* WHAT YOU ARE ASKED TO DO *
Return the lines below that carry the word "JSON".

* THE DATA *
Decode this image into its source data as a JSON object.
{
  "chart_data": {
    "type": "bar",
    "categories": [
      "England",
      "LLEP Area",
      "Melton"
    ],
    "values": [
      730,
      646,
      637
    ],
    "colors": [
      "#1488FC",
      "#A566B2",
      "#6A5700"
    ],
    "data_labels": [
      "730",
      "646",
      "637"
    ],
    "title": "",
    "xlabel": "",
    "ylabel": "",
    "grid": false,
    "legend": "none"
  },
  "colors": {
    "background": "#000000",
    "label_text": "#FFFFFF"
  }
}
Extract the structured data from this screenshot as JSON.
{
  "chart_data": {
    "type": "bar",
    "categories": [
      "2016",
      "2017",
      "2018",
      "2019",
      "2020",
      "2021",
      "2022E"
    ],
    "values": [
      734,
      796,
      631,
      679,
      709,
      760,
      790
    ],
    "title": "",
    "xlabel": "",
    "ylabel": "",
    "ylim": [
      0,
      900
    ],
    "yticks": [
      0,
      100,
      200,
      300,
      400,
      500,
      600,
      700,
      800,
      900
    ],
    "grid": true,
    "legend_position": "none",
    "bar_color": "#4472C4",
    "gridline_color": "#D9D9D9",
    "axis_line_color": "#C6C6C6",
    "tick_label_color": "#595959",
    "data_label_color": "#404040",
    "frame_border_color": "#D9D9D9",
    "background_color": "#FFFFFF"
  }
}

* TASK RESPONSE *
Decode this image into its source data as a JSON object.
Extract the structured data from this screenshot as JSON.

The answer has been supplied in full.